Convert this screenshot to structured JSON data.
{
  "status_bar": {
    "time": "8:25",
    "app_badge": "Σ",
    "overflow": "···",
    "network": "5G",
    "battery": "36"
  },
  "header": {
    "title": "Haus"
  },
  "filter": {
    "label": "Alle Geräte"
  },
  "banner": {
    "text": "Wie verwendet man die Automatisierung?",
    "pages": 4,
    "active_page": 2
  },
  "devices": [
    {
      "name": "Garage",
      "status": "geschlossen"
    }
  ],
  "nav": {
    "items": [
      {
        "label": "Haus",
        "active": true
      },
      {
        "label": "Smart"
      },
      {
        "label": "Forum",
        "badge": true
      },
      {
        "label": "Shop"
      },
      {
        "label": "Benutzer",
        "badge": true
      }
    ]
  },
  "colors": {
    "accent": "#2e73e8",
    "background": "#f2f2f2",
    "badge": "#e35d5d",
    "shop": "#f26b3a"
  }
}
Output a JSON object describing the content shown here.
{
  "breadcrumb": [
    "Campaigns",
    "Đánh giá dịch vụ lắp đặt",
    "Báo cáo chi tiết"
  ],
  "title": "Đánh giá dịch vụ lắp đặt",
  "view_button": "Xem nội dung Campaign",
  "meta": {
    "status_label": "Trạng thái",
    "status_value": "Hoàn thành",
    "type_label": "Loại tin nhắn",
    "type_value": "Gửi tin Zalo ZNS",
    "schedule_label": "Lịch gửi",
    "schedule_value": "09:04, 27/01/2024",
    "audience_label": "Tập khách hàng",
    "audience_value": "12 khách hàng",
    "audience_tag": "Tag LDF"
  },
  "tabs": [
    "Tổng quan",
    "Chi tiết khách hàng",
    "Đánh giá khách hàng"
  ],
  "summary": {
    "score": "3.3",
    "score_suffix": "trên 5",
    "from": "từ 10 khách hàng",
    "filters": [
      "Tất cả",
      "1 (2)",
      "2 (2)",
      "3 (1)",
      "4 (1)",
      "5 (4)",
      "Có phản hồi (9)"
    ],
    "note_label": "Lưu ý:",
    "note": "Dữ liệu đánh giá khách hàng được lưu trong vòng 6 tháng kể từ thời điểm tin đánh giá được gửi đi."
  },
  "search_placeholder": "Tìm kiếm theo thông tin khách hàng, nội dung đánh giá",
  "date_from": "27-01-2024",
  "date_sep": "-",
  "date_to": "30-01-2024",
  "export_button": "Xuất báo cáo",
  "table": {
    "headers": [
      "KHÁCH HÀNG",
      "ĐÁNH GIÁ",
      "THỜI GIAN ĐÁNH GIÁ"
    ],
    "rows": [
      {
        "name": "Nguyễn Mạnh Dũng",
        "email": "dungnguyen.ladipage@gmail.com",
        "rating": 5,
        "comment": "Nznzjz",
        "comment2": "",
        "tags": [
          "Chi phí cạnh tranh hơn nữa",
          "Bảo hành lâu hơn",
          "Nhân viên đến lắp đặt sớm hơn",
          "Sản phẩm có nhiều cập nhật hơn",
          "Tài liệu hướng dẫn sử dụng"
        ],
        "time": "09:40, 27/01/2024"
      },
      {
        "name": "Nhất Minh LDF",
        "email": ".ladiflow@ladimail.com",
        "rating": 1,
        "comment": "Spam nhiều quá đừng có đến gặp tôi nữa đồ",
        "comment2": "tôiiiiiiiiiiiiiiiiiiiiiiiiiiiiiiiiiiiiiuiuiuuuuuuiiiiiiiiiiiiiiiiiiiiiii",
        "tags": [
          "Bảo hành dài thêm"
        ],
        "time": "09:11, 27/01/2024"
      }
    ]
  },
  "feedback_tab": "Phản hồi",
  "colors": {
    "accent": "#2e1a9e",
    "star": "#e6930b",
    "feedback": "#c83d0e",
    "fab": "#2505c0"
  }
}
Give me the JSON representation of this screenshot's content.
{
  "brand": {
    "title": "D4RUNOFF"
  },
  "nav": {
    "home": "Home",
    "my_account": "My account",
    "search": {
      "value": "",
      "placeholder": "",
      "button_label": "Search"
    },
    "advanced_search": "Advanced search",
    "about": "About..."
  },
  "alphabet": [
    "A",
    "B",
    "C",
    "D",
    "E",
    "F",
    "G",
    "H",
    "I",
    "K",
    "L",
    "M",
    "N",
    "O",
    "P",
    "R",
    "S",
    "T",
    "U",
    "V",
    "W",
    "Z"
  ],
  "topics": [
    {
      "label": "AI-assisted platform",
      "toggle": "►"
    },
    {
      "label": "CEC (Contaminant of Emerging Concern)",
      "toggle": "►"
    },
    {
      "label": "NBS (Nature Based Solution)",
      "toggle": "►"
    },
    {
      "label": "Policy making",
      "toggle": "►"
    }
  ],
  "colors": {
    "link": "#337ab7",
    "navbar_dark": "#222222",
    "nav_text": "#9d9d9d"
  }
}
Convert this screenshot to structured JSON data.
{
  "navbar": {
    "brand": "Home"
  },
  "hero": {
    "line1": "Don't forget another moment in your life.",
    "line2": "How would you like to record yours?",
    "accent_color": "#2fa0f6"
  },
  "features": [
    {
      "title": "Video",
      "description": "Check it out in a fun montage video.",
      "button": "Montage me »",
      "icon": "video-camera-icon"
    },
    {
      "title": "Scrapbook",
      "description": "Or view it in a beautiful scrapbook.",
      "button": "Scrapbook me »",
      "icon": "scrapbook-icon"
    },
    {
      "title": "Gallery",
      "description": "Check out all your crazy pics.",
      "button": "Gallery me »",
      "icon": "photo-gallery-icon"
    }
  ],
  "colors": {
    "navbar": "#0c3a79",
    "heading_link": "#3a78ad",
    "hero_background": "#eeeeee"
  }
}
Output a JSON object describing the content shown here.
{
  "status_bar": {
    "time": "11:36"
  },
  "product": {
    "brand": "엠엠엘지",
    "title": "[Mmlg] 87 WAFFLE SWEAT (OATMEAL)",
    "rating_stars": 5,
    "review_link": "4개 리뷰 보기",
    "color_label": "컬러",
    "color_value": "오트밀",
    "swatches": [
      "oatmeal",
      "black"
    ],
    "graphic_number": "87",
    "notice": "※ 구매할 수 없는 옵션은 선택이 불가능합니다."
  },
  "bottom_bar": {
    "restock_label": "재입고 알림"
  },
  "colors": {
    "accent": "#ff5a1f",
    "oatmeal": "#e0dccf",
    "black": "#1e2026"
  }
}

## AIM
Output the listing above without altering a single character.

## FINISHED ANSWER
Convert this screenshot to structured JSON data.
{
  "status_bar": {
    "time": "8:25",
    "app_badge": "Σ",
    "overflow": "···",
    "network": "5G",
    "battery": "36"
  },
  "header": {
    "title": "Haus"
  },
  "filter": {
    "label": "Alle Geräte"
  },
  "banner": {
    "text": "Wie verwendet man die Automatisierung?",
    "pages": 4,
    "active_page": 2
  },
  "devices": [
    {
      "name": "Garage",
      "status": "geschlossen"
    }
  ],
  "nav": {
    "items": [
      {
        "label": "Haus",
        "active": true
      },
      {
        "label": "Smart"
      },
      {
        "label": "Forum",
        "badge": true
      },
      {
        "label": "Shop"
      },
      {
        "label": "Benutzer",
        "badge": true
      }
    ]
  },
  "colors": {
    "accent": "#2e73e8",
    "background": "#f2f2f2",
    "badge": "#e35d5d",
    "shop": "#f26b3a"
  }
}
Output a JSON object describing the content shown here.
{
  "breadcrumb": [
    "Campaigns",
    "Đánh giá dịch vụ lắp đặt",
    "Báo cáo chi tiết"
  ],
  "title": "Đánh giá dịch vụ lắp đặt",
  "view_button": "Xem nội dung Campaign",
  "meta": {
    "status_label": "Trạng thái",
    "status_value": "Hoàn thành",
    "type_label": "Loại tin nhắn",
    "type_value": "Gửi tin Zalo ZNS",
    "schedule_label": "Lịch gửi",
    "schedule_value": "09:04, 27/01/2024",
    "audience_label": "Tập khách hàng",
    "audience_value": "12 khách hàng",
    "audience_tag": "Tag LDF"
  },
  "tabs": [
    "Tổng quan",
    "Chi tiết khách hàng",
    "Đánh giá khách hàng"
  ],
  "summary": {
    "score": "3.3",
    "score_suffix": "trên 5",
    "from": "từ 10 khách hàng",
    "filters": [
      "Tất cả",
      "1 (2)",
      "2 (2)",
      "3 (1)",
      "4 (1)",
      "5 (4)",
      "Có phản hồi (9)"
    ],
    "note_label": "Lưu ý:",
    "note": "Dữ liệu đánh giá khách hàng được lưu trong vòng 6 tháng kể từ thời điểm tin đánh giá được gửi đi."
  },
  "search_placeholder": "Tìm kiếm theo thông tin khách hàng, nội dung đánh giá",
  "date_from": "27-01-2024",
  "date_sep": "-",
  "date_to": "30-01-2024",
  "export_button": "Xuất báo cáo",
  "table": {
    "headers": [
      "KHÁCH HÀNG",
      "ĐÁNH GIÁ",
      "THỜI GIAN ĐÁNH GIÁ"
    ],
    "rows": [
      {
        "name": "Nguyễn Mạnh Dũng",
        "email": "dungnguyen.ladipage@gmail.com",
        "rating": 5,
        "comment": "Nznzjz",
        "comment2": "",
        "tags": [
          "Chi phí cạnh tranh hơn nữa",
          "Bảo hành lâu hơn",
          "Nhân viên đến lắp đặt sớm hơn",
          "Sản phẩm có nhiều cập nhật hơn",
          "Tài liệu hướng dẫn sử dụng"
        ],
        "time": "09:40, 27/01/2024"
      },
      {
        "name": "Nhất Minh LDF",
        "email": ".ladiflow@ladimail.com",
        "rating": 1,
        "comment": "Spam nhiều quá đừng có đến gặp tôi nữa đồ",
        "comment2": "tôiiiiiiiiiiiiiiiiiiiiiiiiiiiiiiiiiiiiiuiuiuuuuuuiiiiiiiiiiiiiiiiiiiiiii",
        "tags": [
          "Bảo hành dài thêm"
        ],
        "time": "09:11, 27/01/2024"
      }
    ]
  },
  "feedback_tab": "Phản hồi",
  "colors": {
    "accent": "#2e1a9e",
    "star": "#e6930b",
    "feedback": "#c83d0e",
    "fab": "#2505c0"
  }
}
Give me the JSON representation of this screenshot's content.
{
  "brand": {
    "title": "D4RUNOFF"
  },
  "nav": {
    "home": "Home",
    "my_account": "My account",
    "search": {
      "value": "",
      "placeholder": "",
      "button_label": "Search"
    },
    "advanced_search": "Advanced search",
    "about": "About..."
  },
  "alphabet": [
    "A",
    "B",
    "C",
    "D",
    "E",
    "F",
    "G",
    "H",
    "I",
    "K",
    "L",
    "M",
    "N",
    "O",
    "P",
    "R",
    "S",
    "T",
    "U",
    "V",
    "W",
    "Z"
  ],
  "topics": [
    {
      "label": "AI-assisted platform",
      "toggle": "►"
    },
    {
      "label": "CEC (Contaminant of Emerging Concern)",
      "toggle": "►"
    },
    {
      "label": "NBS (Nature Based Solution)",
      "toggle": "►"
    },
    {
      "label": "Policy making",
      "toggle": "►"
    }
  ],
  "colors": {
    "link": "#337ab7",
    "navbar_dark": "#222222",
    "nav_text": "#9d9d9d"
  }
}
Convert this screenshot to structured JSON data.
{
  "navbar": {
    "brand": "Home"
  },
  "hero": {
    "line1": "Don't forget another moment in your life.",
    "line2": "How would you like to record yours?",
    "accent_color": "#2fa0f6"
  },
  "features": [
    {
      "title": "Video",
      "description": "Check it out in a fun montage video.",
      "button": "Montage me »",
      "icon": "video-camera-icon"
    },
    {
      "title": "Scrapbook",
      "description": "Or view it in a beautiful scrapbook.",
      "button": "Scrapbook me »",
      "icon": "scrapbook-icon"
    },
    {
      "title": "Gallery",
      "description": "Check out all your crazy pics.",
      "button": "Gallery me »",
      "icon": "photo-gallery-icon"
    }
  ],
  "colors": {
    "navbar": "#0c3a79",
    "heading_link": "#3a78ad",
    "hero_background": "#eeeeee"
  }
}
Output a JSON object describing the content shown here.
{
  "status_bar": {
    "time": "11:36"
  },
  "product": {
    "brand": "엠엠엘지",
    "title": "[Mmlg] 87 WAFFLE SWEAT (OATMEAL)",
    "rating_stars": 5,
    "review_link": "4개 리뷰 보기",
    "color_label": "컬러",
    "color_value": "오트밀",
    "swatches": [
      "oatmeal",
      "black"
    ],
    "graphic_number": "87",
    "notice": "※ 구매할 수 없는 옵션은 선택이 불가능합니다."
  },
  "bottom_bar": {
    "restock_label": "재입고 알림"
  },
  "colors": {
    "accent": "#ff5a1f",
    "oatmeal": "#e0dccf",
    "black": "#1e2026"
  }
}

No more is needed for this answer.